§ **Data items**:
______________________________

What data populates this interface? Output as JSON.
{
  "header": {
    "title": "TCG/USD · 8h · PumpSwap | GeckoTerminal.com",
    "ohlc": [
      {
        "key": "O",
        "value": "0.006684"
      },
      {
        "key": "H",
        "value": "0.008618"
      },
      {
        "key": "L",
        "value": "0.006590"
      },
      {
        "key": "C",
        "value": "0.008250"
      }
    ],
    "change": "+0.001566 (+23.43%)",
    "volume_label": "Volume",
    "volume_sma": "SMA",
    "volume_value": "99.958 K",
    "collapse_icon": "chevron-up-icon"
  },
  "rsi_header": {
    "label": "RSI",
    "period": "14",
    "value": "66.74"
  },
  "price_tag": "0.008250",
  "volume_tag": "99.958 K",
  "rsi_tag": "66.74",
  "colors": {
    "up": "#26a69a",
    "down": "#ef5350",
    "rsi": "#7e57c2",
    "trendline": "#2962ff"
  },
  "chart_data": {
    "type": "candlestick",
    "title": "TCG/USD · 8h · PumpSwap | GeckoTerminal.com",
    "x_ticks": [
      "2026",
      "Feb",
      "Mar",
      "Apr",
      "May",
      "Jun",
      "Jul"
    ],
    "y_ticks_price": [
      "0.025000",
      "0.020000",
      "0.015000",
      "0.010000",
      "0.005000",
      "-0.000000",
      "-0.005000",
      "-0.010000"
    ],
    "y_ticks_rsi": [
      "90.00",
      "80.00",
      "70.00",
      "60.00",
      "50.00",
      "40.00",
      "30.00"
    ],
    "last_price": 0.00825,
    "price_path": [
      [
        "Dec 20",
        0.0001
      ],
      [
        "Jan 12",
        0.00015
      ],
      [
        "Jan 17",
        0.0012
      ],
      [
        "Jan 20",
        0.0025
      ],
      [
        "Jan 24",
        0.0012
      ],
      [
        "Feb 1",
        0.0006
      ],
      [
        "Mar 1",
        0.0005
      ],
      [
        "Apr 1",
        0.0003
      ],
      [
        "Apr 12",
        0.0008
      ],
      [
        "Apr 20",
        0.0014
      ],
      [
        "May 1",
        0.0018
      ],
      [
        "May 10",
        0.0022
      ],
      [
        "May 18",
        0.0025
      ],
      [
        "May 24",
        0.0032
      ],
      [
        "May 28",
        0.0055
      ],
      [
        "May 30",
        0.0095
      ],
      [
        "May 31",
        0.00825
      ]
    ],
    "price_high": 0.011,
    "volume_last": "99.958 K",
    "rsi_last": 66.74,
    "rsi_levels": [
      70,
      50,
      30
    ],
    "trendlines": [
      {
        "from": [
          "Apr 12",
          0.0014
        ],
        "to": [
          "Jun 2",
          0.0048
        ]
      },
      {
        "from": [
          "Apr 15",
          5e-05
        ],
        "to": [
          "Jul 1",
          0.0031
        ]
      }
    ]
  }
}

______________________________

§ **WHAT YOU WILL DO**: Your task is to return the full listing exactly as it was given.

§ **THE COMPLETED TASK**:
What data populates this interface? Output as JSON.
{
  "header": {
    "title": "TCG/USD · 8h · PumpSwap | GeckoTerminal.com",
    "ohlc": [
      {
        "key": "O",
        "value": "0.006684"
      },
      {
        "key": "H",
        "value": "0.008618"
      },
      {
        "key": "L",
        "value": "0.006590"
      },
      {
        "key": "C",
        "value": "0.008250"
      }
    ],
    "change": "+0.001566 (+23.43%)",
    "volume_label": "Volume",
    "volume_sma": "SMA",
    "volume_value": "99.958 K",
    "collapse_icon": "chevron-up-icon"
  },
  "rsi_header": {
    "label": "RSI",
    "period": "14",
    "value": "66.74"
  },
  "price_tag": "0.008250",
  "volume_tag": "99.958 K",
  "rsi_tag": "66.74",
  "colors": {
    "up": "#26a69a",
    "down": "#ef5350",
    "rsi": "#7e57c2",
    "trendline": "#2962ff"
  },
  "chart_data": {
    "type": "candlestick",
    "title": "TCG/USD · 8h · PumpSwap | GeckoTerminal.com",
    "x_ticks": [
      "2026",
      "Feb",
      "Mar",
      "Apr",
      "May",
      "Jun",
      "Jul"
    ],
    "y_ticks_price": [
      "0.025000",
      "0.020000",
      "0.015000",
      "0.010000",
      "0.005000",
      "-0.000000",
      "-0.005000",
      "-0.010000"
    ],
    "y_ticks_rsi": [
      "90.00",
      "80.00",
      "70.00",
      "60.00",
      "50.00",
      "40.00",
      "30.00"
    ],
    "last_price": 0.00825,
    "price_path": [
      [
        "Dec 20",
        0.0001
      ],
      [
        "Jan 12",
        0.00015
      ],
      [
        "Jan 17",
        0.0012
      ],
      [
        "Jan 20",
        0.0025
      ],
      [
        "Jan 24",
        0.0012
      ],
      [
        "Feb 1",
        0.0006
      ],
      [
        "Mar 1",
        0.0005
      ],
      [
        "Apr 1",
        0.0003
      ],
      [
        "Apr 12",
        0.0008
      ],
      [
        "Apr 20",
        0.0014
      ],
      [
        "May 1",
        0.0018
      ],
      [
        "May 10",
        0.0022
      ],
      [
        "May 18",
        0.0025
      ],
      [
        "May 24",
        0.0032
      ],
      [
        "May 28",
        0.0055
      ],
      [
        "May 30",
        0.0095
      ],
      [
        "May 31",
        0.00825
      ]
    ],
    "price_high": 0.011,
    "volume_last": "99.958 K",
    "rsi_last": 66.74,
    "rsi_levels": [
      70,
      50,
      30
    ],
    "trendlines": [
      {
        "from": [
          "Apr 12",
          0.0014
        ],
        "to": [
          "Jun 2",
          0.0048
        ]
      },
      {
        "from": [
          "Apr 15",
          5e-05
        ],
        "to": [
          "Jul 1",
          0.0031
        ]
      }
    ]
  }
}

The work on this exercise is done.